Written problem ▸ Leave out the pictures and transcribe everything else exactly.

Begin

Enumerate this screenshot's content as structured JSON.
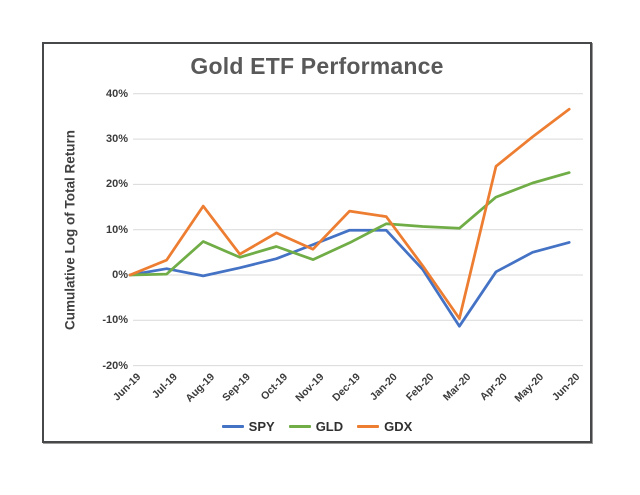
{
  "chart_data": {
    "type": "line",
    "title": "Gold ETF Performance",
    "xlabel": "",
    "ylabel": "Cumulative Log of Total Return",
    "ylim": [
      -20,
      40
    ],
    "grid": "horizontal-only",
    "legend_position": "bottom-center",
    "gridline_color": "#d9d9d9",
    "title_color": "#595959",
    "axis_label_color": "#3b3b3b",
    "frame_color": "#47484a",
    "categories": [
      "Jun-19",
      "Jul-19",
      "Aug-19",
      "Sep-19",
      "Oct-19",
      "Nov-19",
      "Dec-19",
      "Jan-20",
      "Feb-20",
      "Mar-20",
      "Apr-20",
      "May-20",
      "Jun-20"
    ],
    "y_ticks": [
      {
        "label": "40%",
        "value": 40
      },
      {
        "label": "30%",
        "value": 30
      },
      {
        "label": "20%",
        "value": 20
      },
      {
        "label": "10%",
        "value": 10
      },
      {
        "label": "0%",
        "value": 0
      },
      {
        "label": "-10%",
        "value": -10
      },
      {
        "label": "-20%",
        "value": -20
      }
    ],
    "series": [
      {
        "name": "SPY",
        "color": "#4472C4",
        "values": [
          0,
          1.4,
          -0.2,
          1.6,
          3.6,
          6.7,
          9.9,
          9.9,
          1.2,
          -11.3,
          0.7,
          5.0,
          7.2
        ]
      },
      {
        "name": "GLD",
        "color": "#70AD47",
        "values": [
          0,
          0.2,
          7.4,
          3.9,
          6.3,
          3.4,
          7.1,
          11.3,
          10.7,
          10.3,
          17.2,
          20.3,
          22.6
        ]
      },
      {
        "name": "GDX",
        "color": "#ED7D31",
        "values": [
          0,
          3.3,
          15.2,
          4.6,
          9.3,
          5.7,
          14.1,
          12.9,
          2.0,
          -9.6,
          24.0,
          30.5,
          36.6
        ]
      }
    ]
  }
}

End

Response for this exercise ▸
Enumerate this screenshot's content as structured JSON.
{
  "chart_data": {
    "type": "line",
    "title": "Gold ETF Performance",
    "xlabel": "",
    "ylabel": "Cumulative Log of Total Return",
    "ylim": [
      -20,
      40
    ],
    "grid": "horizontal-only",
    "legend_position": "bottom-center",
    "gridline_color": "#d9d9d9",
    "title_color": "#595959",
    "axis_label_color": "#3b3b3b",
    "frame_color": "#47484a",
    "categories": [
      "Jun-19",
      "Jul-19",
      "Aug-19",
      "Sep-19",
      "Oct-19",
      "Nov-19",
      "Dec-19",
      "Jan-20",
      "Feb-20",
      "Mar-20",
      "Apr-20",
      "May-20",
      "Jun-20"
    ],
    "y_ticks": [
      {
        "label": "40%",
        "value": 40
      },
      {
        "label": "30%",
        "value": 30
      },
      {
        "label": "20%",
        "value": 20
      },
      {
        "label": "10%",
        "value": 10
      },
      {
        "label": "0%",
        "value": 0
      },
      {
        "label": "-10%",
        "value": -10
      },
      {
        "label": "-20%",
        "value": -20
      }
    ],
    "series": [
      {
        "name": "SPY",
        "color": "#4472C4",
        "values": [
          0,
          1.4,
          -0.2,
          1.6,
          3.6,
          6.7,
          9.9,
          9.9,
          1.2,
          -11.3,
          0.7,
          5.0,
          7.2
        ]
      },
      {
        "name": "GLD",
        "color": "#70AD47",
        "values": [
          0,
          0.2,
          7.4,
          3.9,
          6.3,
          3.4,
          7.1,
          11.3,
          10.7,
          10.3,
          17.2,
          20.3,
          22.6
        ]
      },
      {
        "name": "GDX",
        "color": "#ED7D31",
        "values": [
          0,
          3.3,
          15.2,
          4.6,
          9.3,
          5.7,
          14.1,
          12.9,
          2.0,
          -9.6,
          24.0,
          30.5,
          36.6
        ]
      }
    ]
  }
}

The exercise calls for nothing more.